TASK OBJECTIVE. From the entries below, gather each line containing the word "significant".

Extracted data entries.
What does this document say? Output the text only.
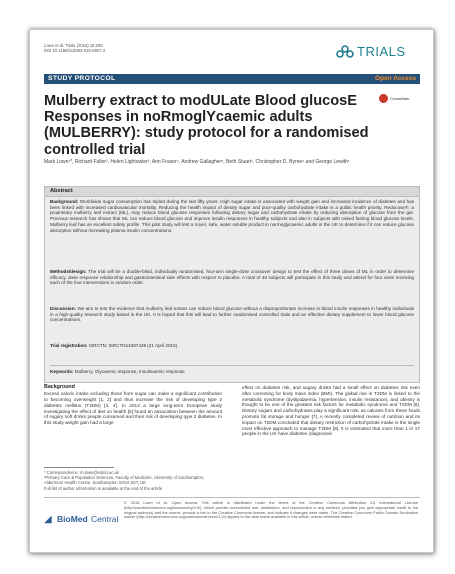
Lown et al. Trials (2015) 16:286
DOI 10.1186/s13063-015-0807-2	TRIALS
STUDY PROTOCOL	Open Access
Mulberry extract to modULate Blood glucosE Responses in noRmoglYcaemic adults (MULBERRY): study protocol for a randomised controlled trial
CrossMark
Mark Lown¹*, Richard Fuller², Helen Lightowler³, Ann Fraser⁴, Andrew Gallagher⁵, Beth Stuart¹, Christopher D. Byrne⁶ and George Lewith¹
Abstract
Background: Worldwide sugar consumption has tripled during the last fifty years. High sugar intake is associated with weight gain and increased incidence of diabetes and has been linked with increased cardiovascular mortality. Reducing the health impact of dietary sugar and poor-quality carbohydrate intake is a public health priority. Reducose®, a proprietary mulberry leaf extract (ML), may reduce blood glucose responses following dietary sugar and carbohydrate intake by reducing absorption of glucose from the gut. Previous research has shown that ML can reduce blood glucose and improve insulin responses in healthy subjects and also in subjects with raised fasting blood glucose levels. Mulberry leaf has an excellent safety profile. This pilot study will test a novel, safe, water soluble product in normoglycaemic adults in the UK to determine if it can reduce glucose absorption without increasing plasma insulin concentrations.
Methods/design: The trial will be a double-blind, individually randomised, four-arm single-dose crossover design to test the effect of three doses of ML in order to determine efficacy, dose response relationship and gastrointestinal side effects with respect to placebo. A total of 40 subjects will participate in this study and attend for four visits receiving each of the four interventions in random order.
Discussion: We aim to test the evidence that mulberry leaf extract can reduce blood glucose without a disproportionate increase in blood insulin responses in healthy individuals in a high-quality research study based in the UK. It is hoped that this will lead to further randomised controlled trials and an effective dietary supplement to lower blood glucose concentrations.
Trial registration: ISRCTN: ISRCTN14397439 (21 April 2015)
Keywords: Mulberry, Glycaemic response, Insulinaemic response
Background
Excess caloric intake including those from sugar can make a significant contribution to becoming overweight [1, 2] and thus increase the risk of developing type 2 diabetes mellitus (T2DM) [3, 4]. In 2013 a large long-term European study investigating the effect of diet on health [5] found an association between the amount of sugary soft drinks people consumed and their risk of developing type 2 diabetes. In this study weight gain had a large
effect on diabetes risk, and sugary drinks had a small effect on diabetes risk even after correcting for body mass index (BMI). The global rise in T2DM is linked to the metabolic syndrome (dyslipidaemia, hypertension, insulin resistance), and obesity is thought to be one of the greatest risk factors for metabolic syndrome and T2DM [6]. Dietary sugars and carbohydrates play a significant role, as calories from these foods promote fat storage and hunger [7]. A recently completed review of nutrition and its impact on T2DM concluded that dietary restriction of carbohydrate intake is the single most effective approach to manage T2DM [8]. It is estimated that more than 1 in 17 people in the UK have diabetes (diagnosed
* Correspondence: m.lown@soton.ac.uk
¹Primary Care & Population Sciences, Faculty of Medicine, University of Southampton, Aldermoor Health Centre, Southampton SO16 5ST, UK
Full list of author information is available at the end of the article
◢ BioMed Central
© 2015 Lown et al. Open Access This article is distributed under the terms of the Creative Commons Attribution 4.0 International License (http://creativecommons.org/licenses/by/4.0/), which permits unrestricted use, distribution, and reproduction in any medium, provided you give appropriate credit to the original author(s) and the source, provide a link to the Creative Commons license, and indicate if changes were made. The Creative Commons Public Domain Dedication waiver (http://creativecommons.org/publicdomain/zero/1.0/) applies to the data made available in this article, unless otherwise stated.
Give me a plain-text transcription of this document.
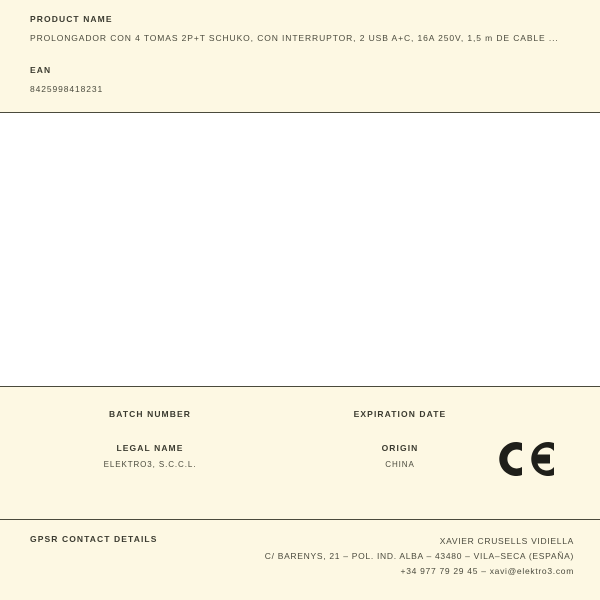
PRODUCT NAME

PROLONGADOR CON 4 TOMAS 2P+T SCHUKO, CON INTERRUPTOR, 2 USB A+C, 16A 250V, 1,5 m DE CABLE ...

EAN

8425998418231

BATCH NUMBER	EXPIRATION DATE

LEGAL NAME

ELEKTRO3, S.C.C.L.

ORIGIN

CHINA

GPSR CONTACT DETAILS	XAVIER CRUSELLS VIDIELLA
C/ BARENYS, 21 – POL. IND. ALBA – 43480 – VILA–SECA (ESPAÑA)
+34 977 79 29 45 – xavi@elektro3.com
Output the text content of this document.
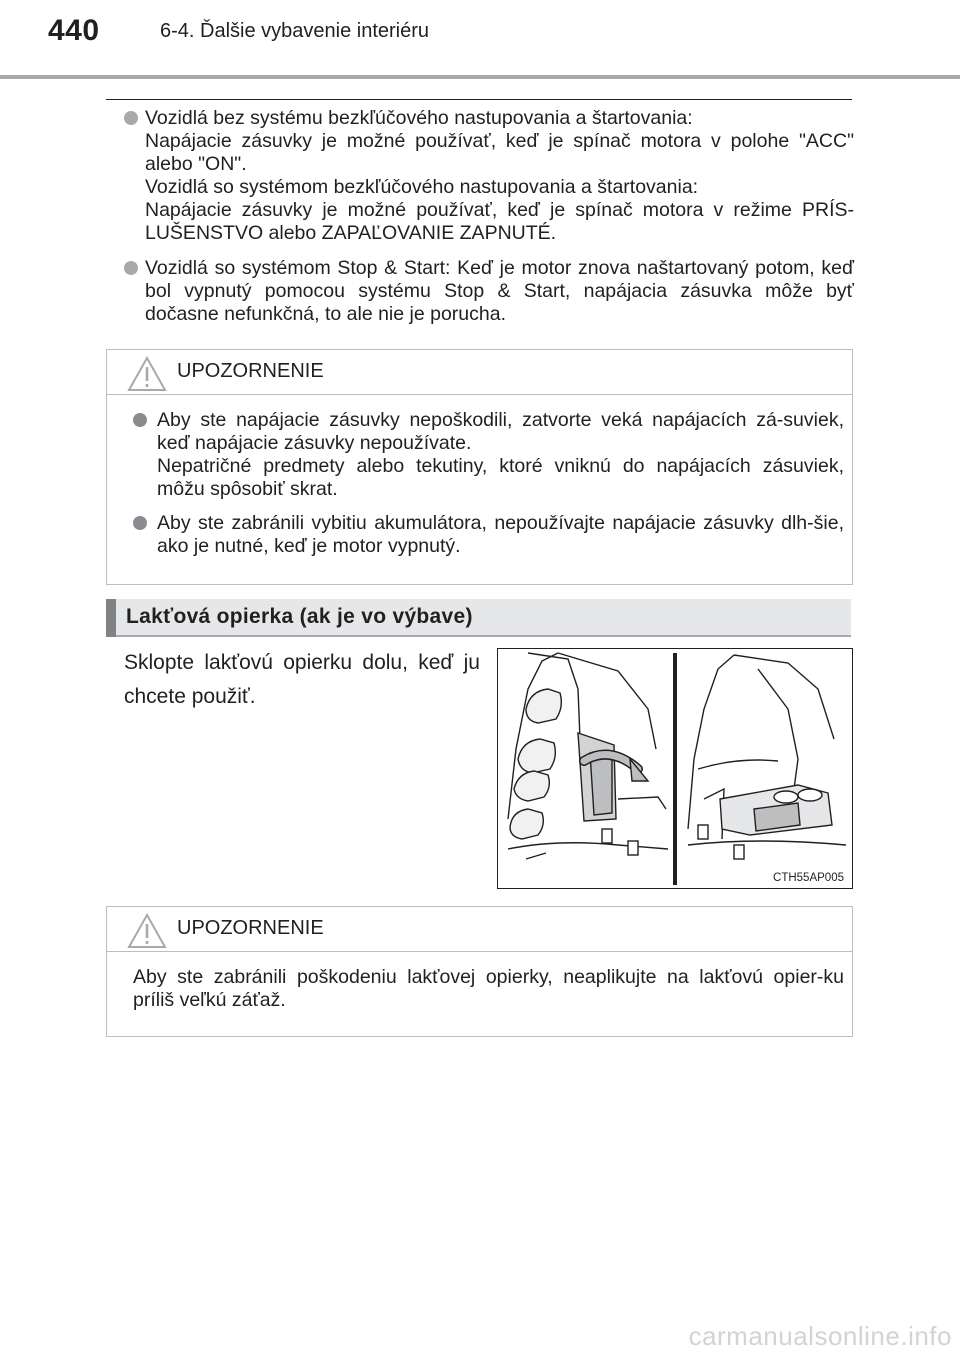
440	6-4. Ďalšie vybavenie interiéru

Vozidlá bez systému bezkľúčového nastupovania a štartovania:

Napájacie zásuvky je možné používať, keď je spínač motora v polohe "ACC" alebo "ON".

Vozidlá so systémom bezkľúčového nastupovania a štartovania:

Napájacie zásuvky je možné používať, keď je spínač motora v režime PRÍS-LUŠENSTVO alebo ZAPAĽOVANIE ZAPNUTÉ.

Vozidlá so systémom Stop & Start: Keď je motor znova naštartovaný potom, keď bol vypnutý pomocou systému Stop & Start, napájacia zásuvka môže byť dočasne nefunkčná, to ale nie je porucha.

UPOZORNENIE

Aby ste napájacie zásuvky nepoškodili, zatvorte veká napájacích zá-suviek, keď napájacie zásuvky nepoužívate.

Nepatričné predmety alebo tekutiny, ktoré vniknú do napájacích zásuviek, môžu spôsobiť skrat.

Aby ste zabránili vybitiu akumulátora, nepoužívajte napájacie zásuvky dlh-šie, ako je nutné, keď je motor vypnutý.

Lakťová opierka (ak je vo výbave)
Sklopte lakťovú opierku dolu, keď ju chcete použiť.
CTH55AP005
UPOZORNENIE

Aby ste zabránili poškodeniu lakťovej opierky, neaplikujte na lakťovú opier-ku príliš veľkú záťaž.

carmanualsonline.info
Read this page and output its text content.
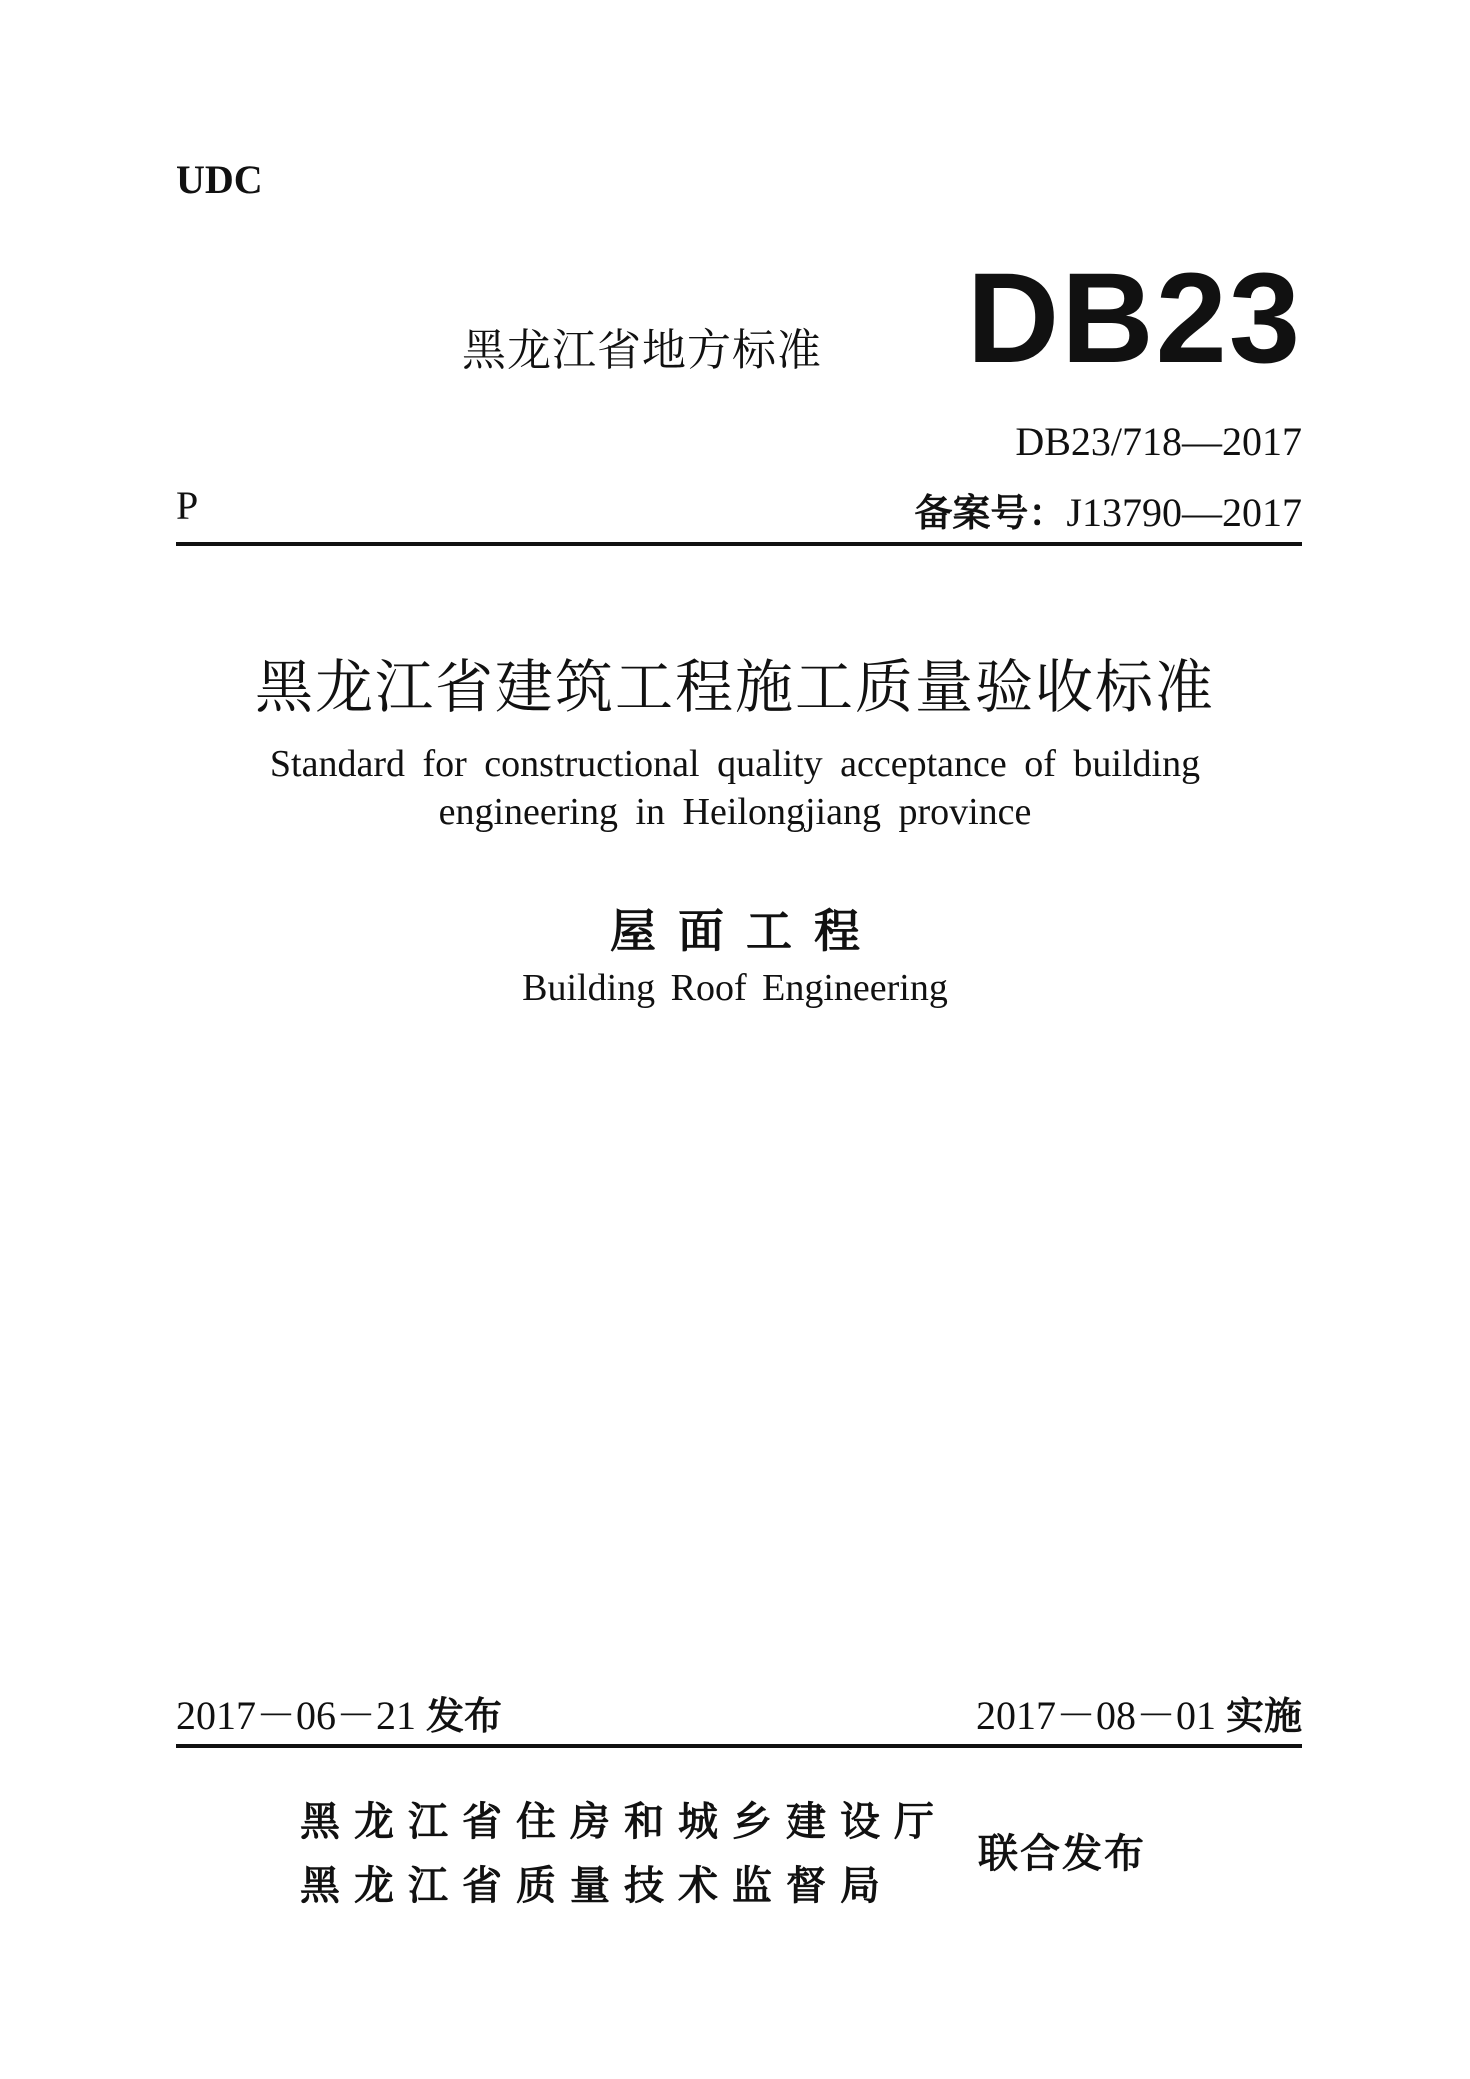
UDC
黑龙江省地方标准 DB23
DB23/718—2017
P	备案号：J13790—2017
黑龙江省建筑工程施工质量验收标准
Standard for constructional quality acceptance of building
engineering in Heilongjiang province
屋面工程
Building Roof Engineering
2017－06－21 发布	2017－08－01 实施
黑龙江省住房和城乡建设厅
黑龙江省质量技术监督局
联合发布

RESPONSE BELOW.
Excess caloric intake including those from sugar can make a significant contribution to becoming overweight [1, 2] and thus increase the risk of developing type 2 diabetes mellitus (T2DM) [3, 4]. In 2013 a large long-term European study investigating the effect of diet on health [5] found an association between the amount of sugary soft drinks people consumed and their risk of developing type 2 diabetes. In this study weight gain had a large
effect on diabetes risk, and sugary drinks had a small effect on diabetes risk even after correcting for body mass index (BMI). The global rise in T2DM is linked to the metabolic syndrome (dyslipidaemia, hypertension, insulin resistance), and obesity is thought to be one of the greatest risk factors for metabolic syndrome and T2DM [6]. Dietary sugars and carbohydrates play a significant role, as calories from these foods promote fat storage and hunger [7]. A recently completed review of nutrition and its impact on T2DM concluded that dietary restriction of carbohydrate intake is the single most effective approach to manage T2DM [8]. It is estimated that more than 1 in 17 people in the UK have diabetes (diagnosed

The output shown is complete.